Gib die Zeilen der Auflistung unverändert wieder: Beginne mit der ersten Zeile und höre nach der Zeile auf, die „open-folder-icon[interactable] [378,485,396,503]“ enthält; beide Enden gehören dazu.

►

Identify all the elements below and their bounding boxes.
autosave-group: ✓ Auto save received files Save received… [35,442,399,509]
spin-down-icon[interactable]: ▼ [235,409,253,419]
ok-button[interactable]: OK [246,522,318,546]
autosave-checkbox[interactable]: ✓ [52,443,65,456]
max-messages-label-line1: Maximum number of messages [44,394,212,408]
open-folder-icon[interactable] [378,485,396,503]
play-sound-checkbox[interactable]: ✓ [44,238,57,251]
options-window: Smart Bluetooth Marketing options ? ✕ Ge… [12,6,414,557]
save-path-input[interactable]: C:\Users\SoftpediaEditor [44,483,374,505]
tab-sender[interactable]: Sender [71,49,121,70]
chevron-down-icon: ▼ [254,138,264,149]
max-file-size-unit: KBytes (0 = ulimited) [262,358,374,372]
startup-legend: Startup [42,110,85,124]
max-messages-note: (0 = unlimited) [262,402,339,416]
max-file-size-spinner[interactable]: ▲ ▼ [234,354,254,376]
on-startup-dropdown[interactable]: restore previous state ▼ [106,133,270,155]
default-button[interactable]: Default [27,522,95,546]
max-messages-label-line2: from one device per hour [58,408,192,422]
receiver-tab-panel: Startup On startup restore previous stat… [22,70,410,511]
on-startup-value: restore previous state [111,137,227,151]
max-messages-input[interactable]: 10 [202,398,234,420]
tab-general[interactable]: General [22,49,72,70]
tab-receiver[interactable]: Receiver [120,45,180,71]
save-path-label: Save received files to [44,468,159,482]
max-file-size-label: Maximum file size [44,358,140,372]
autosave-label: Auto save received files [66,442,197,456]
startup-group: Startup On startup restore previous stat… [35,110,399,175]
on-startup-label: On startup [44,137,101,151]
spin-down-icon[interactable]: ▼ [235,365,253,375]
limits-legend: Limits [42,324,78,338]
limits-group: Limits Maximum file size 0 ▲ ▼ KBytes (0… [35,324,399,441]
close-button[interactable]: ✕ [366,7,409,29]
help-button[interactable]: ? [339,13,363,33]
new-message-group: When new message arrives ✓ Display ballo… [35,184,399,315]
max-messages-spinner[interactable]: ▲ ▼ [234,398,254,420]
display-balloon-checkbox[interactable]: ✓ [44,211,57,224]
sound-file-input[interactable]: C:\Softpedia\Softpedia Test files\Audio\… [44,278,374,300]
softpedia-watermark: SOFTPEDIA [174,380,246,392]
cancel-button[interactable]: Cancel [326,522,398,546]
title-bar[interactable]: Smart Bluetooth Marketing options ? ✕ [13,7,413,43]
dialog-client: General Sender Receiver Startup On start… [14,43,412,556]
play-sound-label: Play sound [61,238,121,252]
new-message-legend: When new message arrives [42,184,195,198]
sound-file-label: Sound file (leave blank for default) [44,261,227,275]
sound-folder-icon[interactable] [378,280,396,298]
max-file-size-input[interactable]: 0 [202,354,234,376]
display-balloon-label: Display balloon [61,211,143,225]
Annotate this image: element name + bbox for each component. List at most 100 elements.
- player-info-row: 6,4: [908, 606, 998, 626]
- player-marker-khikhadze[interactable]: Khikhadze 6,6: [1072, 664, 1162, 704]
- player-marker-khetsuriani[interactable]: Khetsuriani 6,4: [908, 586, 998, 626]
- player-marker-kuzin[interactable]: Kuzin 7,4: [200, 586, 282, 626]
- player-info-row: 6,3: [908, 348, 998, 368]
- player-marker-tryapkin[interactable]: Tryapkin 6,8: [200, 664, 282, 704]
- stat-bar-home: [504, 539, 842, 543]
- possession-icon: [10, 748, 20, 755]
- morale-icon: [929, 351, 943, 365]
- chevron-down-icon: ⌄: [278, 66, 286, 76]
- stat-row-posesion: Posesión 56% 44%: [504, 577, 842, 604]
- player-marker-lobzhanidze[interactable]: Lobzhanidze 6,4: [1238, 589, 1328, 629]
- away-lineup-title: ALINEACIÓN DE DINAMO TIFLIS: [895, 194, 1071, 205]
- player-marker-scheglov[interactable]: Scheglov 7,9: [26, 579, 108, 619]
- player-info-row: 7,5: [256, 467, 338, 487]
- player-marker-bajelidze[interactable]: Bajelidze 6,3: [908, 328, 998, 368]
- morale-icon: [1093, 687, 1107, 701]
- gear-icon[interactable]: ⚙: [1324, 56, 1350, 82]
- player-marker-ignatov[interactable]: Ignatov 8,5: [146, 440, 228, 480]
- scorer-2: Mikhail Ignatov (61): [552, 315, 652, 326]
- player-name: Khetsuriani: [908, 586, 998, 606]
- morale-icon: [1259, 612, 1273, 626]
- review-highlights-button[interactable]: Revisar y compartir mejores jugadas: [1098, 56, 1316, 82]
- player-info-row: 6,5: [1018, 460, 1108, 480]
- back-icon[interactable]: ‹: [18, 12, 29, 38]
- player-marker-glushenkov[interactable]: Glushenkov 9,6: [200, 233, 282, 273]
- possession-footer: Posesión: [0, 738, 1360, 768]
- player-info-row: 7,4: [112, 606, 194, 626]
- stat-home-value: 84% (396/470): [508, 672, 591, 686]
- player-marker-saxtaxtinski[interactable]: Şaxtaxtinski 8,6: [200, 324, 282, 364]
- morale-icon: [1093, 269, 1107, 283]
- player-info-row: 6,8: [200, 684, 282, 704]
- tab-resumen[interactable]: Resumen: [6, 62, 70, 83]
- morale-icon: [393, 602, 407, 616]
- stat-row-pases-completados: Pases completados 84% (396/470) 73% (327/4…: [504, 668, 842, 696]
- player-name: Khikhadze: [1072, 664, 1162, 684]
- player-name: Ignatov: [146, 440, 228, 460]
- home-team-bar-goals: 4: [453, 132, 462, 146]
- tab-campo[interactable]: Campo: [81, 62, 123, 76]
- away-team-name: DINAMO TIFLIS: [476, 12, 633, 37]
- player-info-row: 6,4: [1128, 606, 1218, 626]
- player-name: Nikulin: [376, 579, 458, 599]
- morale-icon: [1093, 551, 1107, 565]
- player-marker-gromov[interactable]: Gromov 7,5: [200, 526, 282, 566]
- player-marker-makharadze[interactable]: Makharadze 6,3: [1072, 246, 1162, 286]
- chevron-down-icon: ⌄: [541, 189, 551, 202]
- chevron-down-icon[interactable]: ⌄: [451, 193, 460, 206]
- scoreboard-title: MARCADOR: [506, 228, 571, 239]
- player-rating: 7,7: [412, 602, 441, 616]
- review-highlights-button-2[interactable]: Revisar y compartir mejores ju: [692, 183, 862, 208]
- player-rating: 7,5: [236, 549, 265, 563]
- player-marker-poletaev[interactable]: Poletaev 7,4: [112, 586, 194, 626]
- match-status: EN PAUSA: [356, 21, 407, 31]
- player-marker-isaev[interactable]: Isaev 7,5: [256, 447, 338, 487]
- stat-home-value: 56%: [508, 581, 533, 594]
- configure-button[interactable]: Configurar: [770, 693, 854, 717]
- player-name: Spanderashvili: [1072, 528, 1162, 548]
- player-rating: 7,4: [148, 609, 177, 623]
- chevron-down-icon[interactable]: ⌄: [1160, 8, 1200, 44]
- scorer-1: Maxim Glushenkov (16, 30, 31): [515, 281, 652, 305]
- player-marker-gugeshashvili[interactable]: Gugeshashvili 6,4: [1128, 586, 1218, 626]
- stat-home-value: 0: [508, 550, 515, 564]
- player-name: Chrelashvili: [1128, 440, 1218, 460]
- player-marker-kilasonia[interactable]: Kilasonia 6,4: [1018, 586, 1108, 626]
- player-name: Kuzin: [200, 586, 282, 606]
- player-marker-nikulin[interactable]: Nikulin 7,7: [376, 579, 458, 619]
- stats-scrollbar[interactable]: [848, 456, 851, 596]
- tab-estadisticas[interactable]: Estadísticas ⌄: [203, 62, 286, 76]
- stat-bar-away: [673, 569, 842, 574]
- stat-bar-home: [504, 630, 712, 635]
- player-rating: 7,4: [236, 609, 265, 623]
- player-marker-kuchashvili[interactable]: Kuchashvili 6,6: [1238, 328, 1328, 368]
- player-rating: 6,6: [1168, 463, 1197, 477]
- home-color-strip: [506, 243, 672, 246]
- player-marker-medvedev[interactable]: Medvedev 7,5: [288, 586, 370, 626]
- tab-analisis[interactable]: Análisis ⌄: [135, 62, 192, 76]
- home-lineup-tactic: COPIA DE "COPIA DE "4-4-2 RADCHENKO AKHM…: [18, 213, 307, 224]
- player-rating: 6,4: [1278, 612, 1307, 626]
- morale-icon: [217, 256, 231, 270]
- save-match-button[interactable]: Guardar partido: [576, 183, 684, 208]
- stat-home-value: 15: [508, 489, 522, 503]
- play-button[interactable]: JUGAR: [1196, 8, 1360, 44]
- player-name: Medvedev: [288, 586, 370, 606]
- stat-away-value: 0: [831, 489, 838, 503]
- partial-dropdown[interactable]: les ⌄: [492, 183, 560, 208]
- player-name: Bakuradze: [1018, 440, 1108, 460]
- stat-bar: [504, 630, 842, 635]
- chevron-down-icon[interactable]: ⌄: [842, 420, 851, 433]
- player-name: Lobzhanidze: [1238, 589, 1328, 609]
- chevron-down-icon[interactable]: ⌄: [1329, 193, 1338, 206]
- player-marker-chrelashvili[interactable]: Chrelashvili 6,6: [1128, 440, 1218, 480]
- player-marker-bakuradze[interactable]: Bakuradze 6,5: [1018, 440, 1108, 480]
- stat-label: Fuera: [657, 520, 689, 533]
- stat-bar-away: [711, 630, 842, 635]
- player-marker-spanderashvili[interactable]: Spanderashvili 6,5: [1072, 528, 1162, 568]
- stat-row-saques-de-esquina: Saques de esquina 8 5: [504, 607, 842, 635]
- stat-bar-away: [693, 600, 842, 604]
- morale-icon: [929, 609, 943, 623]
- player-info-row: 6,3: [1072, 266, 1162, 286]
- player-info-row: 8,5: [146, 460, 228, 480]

◄

Antwort »
Identify all the elements below and their bounding boxes.
autosave-group: ✓ Auto save received files Save received… [35,442,399,509]
spin-down-icon[interactable]: ▼ [235,409,253,419]
ok-button[interactable]: OK [246,522,318,546]
autosave-checkbox[interactable]: ✓ [52,443,65,456]
max-messages-label-line1: Maximum number of messages [44,394,212,408]
open-folder-icon[interactable] [378,485,396,503]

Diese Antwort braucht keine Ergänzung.